What to do:
Provide an exact transcription of all the records.

BEGIN Data excerpts

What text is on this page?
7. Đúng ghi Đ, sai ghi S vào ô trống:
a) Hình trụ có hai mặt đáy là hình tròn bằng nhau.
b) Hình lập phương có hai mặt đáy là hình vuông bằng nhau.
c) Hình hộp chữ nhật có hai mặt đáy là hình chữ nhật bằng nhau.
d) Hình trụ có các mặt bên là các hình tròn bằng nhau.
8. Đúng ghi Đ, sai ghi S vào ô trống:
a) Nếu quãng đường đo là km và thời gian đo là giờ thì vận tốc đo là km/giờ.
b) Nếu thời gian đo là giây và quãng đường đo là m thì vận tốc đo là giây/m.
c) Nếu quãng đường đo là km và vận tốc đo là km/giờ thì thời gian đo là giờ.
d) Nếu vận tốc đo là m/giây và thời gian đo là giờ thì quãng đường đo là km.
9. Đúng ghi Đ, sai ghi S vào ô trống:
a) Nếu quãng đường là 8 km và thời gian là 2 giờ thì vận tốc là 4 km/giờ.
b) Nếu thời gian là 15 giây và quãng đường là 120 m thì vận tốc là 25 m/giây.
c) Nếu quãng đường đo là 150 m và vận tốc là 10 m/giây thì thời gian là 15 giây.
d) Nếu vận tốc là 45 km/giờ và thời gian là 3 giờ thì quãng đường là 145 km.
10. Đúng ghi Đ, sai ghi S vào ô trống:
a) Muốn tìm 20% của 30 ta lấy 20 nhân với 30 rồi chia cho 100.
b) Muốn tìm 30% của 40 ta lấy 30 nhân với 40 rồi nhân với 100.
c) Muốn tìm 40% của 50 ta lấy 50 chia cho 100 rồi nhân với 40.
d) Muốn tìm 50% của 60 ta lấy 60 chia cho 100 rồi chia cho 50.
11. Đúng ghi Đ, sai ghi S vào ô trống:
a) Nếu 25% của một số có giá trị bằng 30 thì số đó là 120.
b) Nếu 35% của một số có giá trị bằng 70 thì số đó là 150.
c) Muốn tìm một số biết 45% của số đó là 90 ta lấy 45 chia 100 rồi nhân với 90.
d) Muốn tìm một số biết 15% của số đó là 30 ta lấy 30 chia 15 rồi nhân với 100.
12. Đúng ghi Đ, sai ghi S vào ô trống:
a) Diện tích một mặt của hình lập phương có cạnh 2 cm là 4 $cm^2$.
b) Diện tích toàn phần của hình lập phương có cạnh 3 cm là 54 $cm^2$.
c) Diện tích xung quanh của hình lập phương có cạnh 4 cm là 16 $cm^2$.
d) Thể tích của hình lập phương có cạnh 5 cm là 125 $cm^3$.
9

END Data excerpts

Answer:
What text is on this page?
7. Đúng ghi Đ, sai ghi S vào ô trống:
a) Hình trụ có hai mặt đáy là hình tròn bằng nhau.
b) Hình lập phương có hai mặt đáy là hình vuông bằng nhau.
c) Hình hộp chữ nhật có hai mặt đáy là hình chữ nhật bằng nhau.
d) Hình trụ có các mặt bên là các hình tròn bằng nhau.
8. Đúng ghi Đ, sai ghi S vào ô trống:
a) Nếu quãng đường đo là km và thời gian đo là giờ thì vận tốc đo là km/giờ.
b) Nếu thời gian đo là giây và quãng đường đo là m thì vận tốc đo là giây/m.
c) Nếu quãng đường đo là km và vận tốc đo là km/giờ thì thời gian đo là giờ.
d) Nếu vận tốc đo là m/giây và thời gian đo là giờ thì quãng đường đo là km.
9. Đúng ghi Đ, sai ghi S vào ô trống:
a) Nếu quãng đường là 8 km và thời gian là 2 giờ thì vận tốc là 4 km/giờ.
b) Nếu thời gian là 15 giây và quãng đường là 120 m thì vận tốc là 25 m/giây.
c) Nếu quãng đường đo là 150 m và vận tốc là 10 m/giây thì thời gian là 15 giây.
d) Nếu vận tốc là 45 km/giờ và thời gian là 3 giờ thì quãng đường là 145 km.
10. Đúng ghi Đ, sai ghi S vào ô trống:
a) Muốn tìm 20% của 30 ta lấy 20 nhân với 30 rồi chia cho 100.
b) Muốn tìm 30% của 40 ta lấy 30 nhân với 40 rồi nhân với 100.
c) Muốn tìm 40% của 50 ta lấy 50 chia cho 100 rồi nhân với 40.
d) Muốn tìm 50% của 60 ta lấy 60 chia cho 100 rồi chia cho 50.
11. Đúng ghi Đ, sai ghi S vào ô trống:
a) Nếu 25% của một số có giá trị bằng 30 thì số đó là 120.
b) Nếu 35% của một số có giá trị bằng 70 thì số đó là 150.
c) Muốn tìm một số biết 45% của số đó là 90 ta lấy 45 chia 100 rồi nhân với 90.
d) Muốn tìm một số biết 15% của số đó là 30 ta lấy 30 chia 15 rồi nhân với 100.
12. Đúng ghi Đ, sai ghi S vào ô trống:
a) Diện tích một mặt của hình lập phương có cạnh 2 cm là 4 $cm^2$.
b) Diện tích toàn phần của hình lập phương có cạnh 3 cm là 54 $cm^2$.
c) Diện tích xung quanh của hình lập phương có cạnh 4 cm là 16 $cm^2$.
d) Thể tích của hình lập phương có cạnh 5 cm là 125 $cm^3$.
9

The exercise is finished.